• _WHAT IS REQUIRED_
Whenever a line in the listing contains "views", copy that line.

[DATA EXTRACT Boundary: Start]

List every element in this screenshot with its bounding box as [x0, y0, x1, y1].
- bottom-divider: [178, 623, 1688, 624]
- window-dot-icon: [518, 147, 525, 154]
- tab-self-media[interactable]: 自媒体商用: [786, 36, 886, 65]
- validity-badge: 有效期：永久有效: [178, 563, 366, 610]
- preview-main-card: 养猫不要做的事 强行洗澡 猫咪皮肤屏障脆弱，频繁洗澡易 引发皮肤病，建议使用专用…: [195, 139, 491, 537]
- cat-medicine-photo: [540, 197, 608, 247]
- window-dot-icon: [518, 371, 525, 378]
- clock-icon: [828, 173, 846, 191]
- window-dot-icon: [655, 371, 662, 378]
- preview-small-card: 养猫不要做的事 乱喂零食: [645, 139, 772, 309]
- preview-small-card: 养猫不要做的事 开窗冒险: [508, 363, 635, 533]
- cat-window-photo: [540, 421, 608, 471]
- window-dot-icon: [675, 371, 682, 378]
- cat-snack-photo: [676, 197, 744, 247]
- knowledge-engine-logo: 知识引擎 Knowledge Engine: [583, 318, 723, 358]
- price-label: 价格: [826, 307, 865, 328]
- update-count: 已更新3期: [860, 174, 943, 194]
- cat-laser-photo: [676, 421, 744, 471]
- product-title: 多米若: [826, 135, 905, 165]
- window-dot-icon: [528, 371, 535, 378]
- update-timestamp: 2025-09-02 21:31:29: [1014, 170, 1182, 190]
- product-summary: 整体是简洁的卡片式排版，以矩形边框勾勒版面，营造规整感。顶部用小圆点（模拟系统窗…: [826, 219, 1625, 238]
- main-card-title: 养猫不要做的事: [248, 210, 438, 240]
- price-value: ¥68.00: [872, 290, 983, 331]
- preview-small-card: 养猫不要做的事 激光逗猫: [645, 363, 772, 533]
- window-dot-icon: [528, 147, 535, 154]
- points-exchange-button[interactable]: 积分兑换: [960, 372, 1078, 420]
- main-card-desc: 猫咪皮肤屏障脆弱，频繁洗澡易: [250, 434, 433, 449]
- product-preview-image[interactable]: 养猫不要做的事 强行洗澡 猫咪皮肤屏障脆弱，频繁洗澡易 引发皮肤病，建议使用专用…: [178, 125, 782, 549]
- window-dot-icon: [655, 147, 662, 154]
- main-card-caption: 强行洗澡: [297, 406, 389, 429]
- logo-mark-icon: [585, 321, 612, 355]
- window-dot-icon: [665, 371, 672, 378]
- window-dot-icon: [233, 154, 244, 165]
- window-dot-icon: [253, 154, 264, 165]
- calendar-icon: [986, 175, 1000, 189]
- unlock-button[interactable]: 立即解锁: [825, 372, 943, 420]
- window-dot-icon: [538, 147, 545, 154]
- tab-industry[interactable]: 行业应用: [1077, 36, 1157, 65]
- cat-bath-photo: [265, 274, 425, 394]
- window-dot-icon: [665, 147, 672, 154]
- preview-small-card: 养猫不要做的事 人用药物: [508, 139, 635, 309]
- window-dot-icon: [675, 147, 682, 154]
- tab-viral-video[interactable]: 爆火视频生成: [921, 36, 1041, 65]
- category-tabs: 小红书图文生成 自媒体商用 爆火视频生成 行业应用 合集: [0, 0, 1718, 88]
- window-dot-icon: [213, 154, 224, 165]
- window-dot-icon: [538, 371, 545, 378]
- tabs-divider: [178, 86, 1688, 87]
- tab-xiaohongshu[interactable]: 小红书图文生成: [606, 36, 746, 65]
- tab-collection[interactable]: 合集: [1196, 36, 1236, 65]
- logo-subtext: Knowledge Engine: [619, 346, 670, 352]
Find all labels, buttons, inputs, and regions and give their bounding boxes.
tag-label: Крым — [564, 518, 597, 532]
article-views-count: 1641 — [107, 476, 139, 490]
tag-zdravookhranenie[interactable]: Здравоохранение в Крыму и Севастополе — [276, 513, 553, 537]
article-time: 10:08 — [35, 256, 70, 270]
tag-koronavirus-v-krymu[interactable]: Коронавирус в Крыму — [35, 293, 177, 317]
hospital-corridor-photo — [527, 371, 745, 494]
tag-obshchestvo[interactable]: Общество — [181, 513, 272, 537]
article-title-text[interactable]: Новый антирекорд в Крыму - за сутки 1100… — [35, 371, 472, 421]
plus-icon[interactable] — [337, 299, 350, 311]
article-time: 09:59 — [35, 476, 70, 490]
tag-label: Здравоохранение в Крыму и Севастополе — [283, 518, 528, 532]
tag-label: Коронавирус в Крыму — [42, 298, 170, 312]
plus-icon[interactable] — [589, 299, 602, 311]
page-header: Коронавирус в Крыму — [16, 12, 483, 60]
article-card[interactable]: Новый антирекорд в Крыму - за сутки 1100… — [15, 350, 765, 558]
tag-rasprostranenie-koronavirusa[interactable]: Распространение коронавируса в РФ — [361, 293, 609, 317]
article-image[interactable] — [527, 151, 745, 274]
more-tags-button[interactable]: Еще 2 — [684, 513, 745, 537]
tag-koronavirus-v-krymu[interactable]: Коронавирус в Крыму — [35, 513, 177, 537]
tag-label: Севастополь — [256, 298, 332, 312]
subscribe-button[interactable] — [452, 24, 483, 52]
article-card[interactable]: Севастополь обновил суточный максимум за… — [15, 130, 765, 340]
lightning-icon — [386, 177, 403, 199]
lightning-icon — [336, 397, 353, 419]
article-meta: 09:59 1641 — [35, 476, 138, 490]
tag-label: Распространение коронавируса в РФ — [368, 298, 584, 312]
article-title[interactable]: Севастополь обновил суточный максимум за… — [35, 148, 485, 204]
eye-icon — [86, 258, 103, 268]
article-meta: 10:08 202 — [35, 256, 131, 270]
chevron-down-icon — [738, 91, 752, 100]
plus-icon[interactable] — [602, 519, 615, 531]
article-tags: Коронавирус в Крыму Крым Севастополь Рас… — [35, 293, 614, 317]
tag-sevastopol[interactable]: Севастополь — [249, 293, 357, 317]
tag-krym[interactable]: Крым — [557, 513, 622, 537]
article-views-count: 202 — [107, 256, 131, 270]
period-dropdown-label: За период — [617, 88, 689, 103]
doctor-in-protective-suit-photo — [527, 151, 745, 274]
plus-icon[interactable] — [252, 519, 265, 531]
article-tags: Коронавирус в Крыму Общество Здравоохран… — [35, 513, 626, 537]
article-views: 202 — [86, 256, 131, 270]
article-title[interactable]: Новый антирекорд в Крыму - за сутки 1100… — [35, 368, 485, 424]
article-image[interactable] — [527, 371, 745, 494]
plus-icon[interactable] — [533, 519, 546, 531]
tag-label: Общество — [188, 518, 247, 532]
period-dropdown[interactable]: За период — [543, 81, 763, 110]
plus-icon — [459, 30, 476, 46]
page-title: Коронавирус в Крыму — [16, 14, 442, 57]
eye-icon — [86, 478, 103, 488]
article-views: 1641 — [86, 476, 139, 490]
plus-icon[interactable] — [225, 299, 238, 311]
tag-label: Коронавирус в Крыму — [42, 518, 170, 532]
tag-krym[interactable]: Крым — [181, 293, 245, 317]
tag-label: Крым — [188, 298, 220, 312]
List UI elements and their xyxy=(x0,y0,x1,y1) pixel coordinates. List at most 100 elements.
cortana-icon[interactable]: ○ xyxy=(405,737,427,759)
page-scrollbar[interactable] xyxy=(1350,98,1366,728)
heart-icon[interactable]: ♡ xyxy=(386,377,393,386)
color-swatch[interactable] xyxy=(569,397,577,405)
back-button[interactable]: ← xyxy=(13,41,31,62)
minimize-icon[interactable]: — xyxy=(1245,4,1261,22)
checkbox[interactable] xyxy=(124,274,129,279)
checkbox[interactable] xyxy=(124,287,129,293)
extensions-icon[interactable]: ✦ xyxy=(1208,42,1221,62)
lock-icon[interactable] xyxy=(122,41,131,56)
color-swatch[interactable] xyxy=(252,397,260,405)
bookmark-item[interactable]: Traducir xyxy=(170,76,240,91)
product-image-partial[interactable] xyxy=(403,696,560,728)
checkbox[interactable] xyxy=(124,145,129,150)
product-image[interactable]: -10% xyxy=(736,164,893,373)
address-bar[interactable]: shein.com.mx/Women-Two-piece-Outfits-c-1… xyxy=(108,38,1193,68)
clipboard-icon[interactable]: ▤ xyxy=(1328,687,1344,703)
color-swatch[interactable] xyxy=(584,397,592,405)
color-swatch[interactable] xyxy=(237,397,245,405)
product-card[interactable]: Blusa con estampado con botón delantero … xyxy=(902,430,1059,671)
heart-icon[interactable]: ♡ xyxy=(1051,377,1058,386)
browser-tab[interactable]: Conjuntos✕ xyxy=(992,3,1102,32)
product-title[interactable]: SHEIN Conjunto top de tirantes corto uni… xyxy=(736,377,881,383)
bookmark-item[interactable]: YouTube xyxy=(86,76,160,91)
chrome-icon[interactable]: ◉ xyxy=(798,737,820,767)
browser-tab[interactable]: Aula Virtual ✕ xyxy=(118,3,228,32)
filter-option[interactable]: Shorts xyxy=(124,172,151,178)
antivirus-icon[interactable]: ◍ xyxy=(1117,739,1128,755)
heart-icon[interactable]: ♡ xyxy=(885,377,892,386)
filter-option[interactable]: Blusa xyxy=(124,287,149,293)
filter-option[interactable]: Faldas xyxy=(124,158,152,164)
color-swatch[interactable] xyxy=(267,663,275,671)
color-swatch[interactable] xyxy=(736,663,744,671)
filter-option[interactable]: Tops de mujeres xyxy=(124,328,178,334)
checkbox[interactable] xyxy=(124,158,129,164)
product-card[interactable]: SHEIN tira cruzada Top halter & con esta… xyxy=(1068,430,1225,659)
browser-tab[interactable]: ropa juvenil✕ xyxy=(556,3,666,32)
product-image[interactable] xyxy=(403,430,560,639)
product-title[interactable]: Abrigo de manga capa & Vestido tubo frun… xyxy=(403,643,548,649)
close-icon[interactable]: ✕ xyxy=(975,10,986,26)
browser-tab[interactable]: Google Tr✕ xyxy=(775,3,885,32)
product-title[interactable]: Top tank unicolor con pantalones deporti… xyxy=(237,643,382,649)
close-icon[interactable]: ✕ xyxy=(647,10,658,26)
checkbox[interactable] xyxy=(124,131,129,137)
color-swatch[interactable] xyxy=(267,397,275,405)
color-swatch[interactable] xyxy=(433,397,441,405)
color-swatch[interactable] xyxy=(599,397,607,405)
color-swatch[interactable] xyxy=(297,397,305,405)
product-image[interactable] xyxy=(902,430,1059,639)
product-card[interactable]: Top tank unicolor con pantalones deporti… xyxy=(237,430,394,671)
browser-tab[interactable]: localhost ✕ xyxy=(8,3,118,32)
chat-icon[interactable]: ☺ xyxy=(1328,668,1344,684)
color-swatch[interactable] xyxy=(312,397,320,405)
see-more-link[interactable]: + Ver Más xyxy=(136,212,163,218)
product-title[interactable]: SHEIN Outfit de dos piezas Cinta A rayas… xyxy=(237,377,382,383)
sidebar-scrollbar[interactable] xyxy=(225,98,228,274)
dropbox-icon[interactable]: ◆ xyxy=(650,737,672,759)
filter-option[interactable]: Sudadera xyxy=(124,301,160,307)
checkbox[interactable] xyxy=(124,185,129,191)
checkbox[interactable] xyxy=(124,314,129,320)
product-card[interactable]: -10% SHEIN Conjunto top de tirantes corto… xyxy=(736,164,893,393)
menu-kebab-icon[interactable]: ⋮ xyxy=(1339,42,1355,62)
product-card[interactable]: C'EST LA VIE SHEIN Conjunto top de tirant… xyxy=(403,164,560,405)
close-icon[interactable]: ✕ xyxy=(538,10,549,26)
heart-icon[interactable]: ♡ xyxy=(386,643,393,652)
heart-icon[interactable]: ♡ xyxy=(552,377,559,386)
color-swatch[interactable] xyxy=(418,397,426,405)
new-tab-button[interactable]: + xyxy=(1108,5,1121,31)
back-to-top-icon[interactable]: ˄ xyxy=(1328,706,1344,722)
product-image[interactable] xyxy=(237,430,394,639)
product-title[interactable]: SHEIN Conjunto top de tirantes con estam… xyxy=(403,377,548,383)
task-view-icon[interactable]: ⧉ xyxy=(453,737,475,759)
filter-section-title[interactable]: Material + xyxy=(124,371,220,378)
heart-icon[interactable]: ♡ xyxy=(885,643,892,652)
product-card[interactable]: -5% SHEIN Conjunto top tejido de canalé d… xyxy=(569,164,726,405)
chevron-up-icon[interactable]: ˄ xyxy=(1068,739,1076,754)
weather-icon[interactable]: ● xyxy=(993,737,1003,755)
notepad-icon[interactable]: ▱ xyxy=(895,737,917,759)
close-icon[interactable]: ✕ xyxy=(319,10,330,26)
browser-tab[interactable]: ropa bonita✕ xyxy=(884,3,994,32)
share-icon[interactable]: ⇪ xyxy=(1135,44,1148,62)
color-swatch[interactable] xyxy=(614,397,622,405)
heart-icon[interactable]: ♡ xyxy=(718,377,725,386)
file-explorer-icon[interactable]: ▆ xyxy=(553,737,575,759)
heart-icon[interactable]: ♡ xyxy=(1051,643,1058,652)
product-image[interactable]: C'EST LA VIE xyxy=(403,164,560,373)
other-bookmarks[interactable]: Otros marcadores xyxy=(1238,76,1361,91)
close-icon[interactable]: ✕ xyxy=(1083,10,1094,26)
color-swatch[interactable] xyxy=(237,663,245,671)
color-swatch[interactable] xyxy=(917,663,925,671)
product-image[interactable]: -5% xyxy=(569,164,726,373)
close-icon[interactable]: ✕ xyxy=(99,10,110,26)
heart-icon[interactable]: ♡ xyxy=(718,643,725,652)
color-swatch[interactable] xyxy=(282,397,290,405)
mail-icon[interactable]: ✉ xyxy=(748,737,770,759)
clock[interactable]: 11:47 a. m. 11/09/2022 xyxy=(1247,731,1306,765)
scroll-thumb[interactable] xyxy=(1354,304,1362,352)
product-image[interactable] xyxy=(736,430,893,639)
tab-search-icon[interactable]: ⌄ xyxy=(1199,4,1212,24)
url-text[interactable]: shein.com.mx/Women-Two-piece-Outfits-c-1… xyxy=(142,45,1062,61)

[DATA EXTRACT Boundary: End]

• _WRITTEN REPLY_
article-views-count: 1641 — [107, 476, 139, 490]
article-views-count: 202 — [107, 256, 131, 270]
article-views: 202 — [86, 256, 131, 270]
article-views: 1641 — [86, 476, 139, 490]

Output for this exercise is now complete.